#### TASK:
Quote the data below in full, please, without altering anything.

========

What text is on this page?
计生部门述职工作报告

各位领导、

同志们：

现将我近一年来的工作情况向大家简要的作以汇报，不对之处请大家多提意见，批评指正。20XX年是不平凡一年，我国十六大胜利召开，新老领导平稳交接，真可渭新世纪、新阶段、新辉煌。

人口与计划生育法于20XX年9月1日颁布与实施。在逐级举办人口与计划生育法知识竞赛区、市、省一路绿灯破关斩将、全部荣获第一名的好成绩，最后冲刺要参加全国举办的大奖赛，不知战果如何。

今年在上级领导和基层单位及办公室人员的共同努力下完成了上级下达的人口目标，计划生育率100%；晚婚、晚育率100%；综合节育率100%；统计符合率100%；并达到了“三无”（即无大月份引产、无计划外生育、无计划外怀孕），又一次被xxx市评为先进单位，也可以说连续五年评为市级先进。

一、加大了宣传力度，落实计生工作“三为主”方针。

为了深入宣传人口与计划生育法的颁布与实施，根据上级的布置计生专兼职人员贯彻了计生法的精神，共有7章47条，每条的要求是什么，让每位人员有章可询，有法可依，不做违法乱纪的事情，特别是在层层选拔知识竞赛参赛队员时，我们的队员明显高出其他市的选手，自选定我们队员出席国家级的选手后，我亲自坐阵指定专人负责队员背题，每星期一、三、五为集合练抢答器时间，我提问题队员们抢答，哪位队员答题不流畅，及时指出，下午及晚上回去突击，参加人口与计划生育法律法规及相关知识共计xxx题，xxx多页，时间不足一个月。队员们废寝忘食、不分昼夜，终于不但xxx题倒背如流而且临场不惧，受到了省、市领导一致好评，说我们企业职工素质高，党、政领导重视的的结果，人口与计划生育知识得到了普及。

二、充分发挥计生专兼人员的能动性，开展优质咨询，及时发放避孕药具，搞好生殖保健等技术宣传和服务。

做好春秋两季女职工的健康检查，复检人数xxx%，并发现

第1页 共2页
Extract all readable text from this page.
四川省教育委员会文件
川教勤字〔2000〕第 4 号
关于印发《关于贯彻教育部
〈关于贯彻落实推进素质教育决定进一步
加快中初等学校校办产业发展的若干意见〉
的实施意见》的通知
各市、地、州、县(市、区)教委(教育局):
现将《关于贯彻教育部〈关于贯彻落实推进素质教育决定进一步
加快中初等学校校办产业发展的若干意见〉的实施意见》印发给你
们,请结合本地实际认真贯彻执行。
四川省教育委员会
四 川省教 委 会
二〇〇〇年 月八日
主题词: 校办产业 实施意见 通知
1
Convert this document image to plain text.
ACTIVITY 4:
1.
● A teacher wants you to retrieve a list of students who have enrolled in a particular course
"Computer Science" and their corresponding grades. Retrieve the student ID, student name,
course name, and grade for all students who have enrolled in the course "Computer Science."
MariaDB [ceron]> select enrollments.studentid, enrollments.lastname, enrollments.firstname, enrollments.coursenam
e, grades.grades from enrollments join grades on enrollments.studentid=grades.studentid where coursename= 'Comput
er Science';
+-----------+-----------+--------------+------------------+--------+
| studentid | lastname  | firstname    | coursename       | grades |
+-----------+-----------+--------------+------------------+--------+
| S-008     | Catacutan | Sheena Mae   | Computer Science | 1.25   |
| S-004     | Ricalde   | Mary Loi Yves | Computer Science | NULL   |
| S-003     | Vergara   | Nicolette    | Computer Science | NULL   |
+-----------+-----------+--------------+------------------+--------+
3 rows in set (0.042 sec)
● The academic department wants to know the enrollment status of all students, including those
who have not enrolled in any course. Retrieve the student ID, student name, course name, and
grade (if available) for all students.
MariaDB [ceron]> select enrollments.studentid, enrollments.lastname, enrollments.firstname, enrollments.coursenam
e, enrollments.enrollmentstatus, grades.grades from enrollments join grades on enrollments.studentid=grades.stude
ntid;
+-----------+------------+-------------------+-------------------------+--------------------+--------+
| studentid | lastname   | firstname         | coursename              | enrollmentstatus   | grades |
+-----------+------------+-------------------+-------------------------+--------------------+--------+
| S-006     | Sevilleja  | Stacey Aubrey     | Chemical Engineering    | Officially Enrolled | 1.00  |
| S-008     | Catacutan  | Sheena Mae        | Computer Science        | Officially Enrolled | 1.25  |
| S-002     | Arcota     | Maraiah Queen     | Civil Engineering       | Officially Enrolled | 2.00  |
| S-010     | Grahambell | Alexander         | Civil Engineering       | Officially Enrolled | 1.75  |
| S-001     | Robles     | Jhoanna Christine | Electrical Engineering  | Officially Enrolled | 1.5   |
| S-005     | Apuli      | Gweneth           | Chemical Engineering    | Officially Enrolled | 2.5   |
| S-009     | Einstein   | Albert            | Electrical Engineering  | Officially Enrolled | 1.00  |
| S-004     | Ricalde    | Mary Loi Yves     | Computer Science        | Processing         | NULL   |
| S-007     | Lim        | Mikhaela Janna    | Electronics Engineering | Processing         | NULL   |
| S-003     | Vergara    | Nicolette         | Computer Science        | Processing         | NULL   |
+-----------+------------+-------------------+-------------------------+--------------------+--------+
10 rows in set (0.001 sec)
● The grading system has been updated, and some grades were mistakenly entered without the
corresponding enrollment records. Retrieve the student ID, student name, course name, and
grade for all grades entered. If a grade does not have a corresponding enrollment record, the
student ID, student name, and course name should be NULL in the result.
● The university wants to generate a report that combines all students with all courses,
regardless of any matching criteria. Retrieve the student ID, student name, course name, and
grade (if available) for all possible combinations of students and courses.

========

#### RESULT OF THIS TASK:
What text is on this page?
计生部门述职工作报告

各位领导、

同志们：

现将我近一年来的工作情况向大家简要的作以汇报，不对之处请大家多提意见，批评指正。20XX年是不平凡一年，我国十六大胜利召开，新老领导平稳交接，真可渭新世纪、新阶段、新辉煌。

人口与计划生育法于20XX年9月1日颁布与实施。在逐级举办人口与计划生育法知识竞赛区、市、省一路绿灯破关斩将、全部荣获第一名的好成绩，最后冲刺要参加全国举办的大奖赛，不知战果如何。

今年在上级领导和基层单位及办公室人员的共同努力下完成了上级下达的人口目标，计划生育率100%；晚婚、晚育率100%；综合节育率100%；统计符合率100%；并达到了“三无”（即无大月份引产、无计划外生育、无计划外怀孕），又一次被xxx市评为先进单位，也可以说连续五年评为市级先进。

一、加大了宣传力度，落实计生工作“三为主”方针。

为了深入宣传人口与计划生育法的颁布与实施，根据上级的布置计生专兼职人员贯彻了计生法的精神，共有7章47条，每条的要求是什么，让每位人员有章可询，有法可依，不做违法乱纪的事情，特别是在层层选拔知识竞赛参赛队员时，我们的队员明显高出其他市的选手，自选定我们队员出席国家级的选手后，我亲自坐阵指定专人负责队员背题，每星期一、三、五为集合练抢答器时间，我提问题队员们抢答，哪位队员答题不流畅，及时指出，下午及晚上回去突击，参加人口与计划生育法律法规及相关知识共计xxx题，xxx多页，时间不足一个月。队员们废寝忘食、不分昼夜，终于不但xxx题倒背如流而且临场不惧，受到了省、市领导一致好评，说我们企业职工素质高，党、政领导重视的的结果，人口与计划生育知识得到了普及。

二、充分发挥计生专兼人员的能动性，开展优质咨询，及时发放避孕药具，搞好生殖保健等技术宣传和服务。

做好春秋两季女职工的健康检查，复检人数xxx%，并发现

第1页 共2页
Extract all readable text from this page.
四川省教育委员会文件
川教勤字〔2000〕第 4 号
关于印发《关于贯彻教育部
〈关于贯彻落实推进素质教育决定进一步
加快中初等学校校办产业发展的若干意见〉
的实施意见》的通知
各市、地、州、县(市、区)教委(教育局):
现将《关于贯彻教育部〈关于贯彻落实推进素质教育决定进一步
加快中初等学校校办产业发展的若干意见〉的实施意见》印发给你
们,请结合本地实际认真贯彻执行。
四川省教育委员会
四 川省教 委 会
二〇〇〇年 月八日
主题词: 校办产业 实施意见 通知
1
Convert this document image to plain text.
ACTIVITY 4:
1.
● A teacher wants you to retrieve a list of students who have enrolled in a particular course
"Computer Science" and their corresponding grades. Retrieve the student ID, student name,
course name, and grade for all students who have enrolled in the course "Computer Science."
MariaDB [ceron]> select enrollments.studentid, enrollments.lastname, enrollments.firstname, enrollments.coursenam
e, grades.grades from enrollments join grades on enrollments.studentid=grades.studentid where coursename= 'Comput
er Science';
+-----------+-----------+--------------+------------------+--------+
| studentid | lastname  | firstname    | coursename       | grades |
+-----------+-----------+--------------+------------------+--------+
| S-008     | Catacutan | Sheena Mae   | Computer Science | 1.25   |
| S-004     | Ricalde   | Mary Loi Yves | Computer Science | NULL   |
| S-003     | Vergara   | Nicolette    | Computer Science | NULL   |
+-----------+-----------+--------------+------------------+--------+
3 rows in set (0.042 sec)
● The academic department wants to know the enrollment status of all students, including those
who have not enrolled in any course. Retrieve the student ID, student name, course name, and
grade (if available) for all students.
MariaDB [ceron]> select enrollments.studentid, enrollments.lastname, enrollments.firstname, enrollments.coursenam
e, enrollments.enrollmentstatus, grades.grades from enrollments join grades on enrollments.studentid=grades.stude
ntid;
+-----------+------------+-------------------+-------------------------+--------------------+--------+
| studentid | lastname   | firstname         | coursename              | enrollmentstatus   | grades |
+-----------+------------+-------------------+-------------------------+--------------------+--------+
| S-006     | Sevilleja  | Stacey Aubrey     | Chemical Engineering    | Officially Enrolled | 1.00  |
| S-008     | Catacutan  | Sheena Mae        | Computer Science        | Officially Enrolled | 1.25  |
| S-002     | Arcota     | Maraiah Queen     | Civil Engineering       | Officially Enrolled | 2.00  |
| S-010     | Grahambell | Alexander         | Civil Engineering       | Officially Enrolled | 1.75  |
| S-001     | Robles     | Jhoanna Christine | Electrical Engineering  | Officially Enrolled | 1.5   |
| S-005     | Apuli      | Gweneth           | Chemical Engineering    | Officially Enrolled | 2.5   |
| S-009     | Einstein   | Albert            | Electrical Engineering  | Officially Enrolled | 1.00  |
| S-004     | Ricalde    | Mary Loi Yves     | Computer Science        | Processing         | NULL   |
| S-007     | Lim        | Mikhaela Janna    | Electronics Engineering | Processing         | NULL   |
| S-003     | Vergara    | Nicolette         | Computer Science        | Processing         | NULL   |
+-----------+------------+-------------------+-------------------------+--------------------+--------+
10 rows in set (0.001 sec)
● The grading system has been updated, and some grades were mistakenly entered without the
corresponding enrollment records. Retrieve the student ID, student name, course name, and
grade for all grades entered. If a grade does not have a corresponding enrollment record, the
student ID, student name, and course name should be NULL in the result.
● The university wants to generate a report that combines all students with all courses,
regardless of any matching criteria. Retrieve the student ID, student name, course name, and
grade (if available) for all possible combinations of students and courses.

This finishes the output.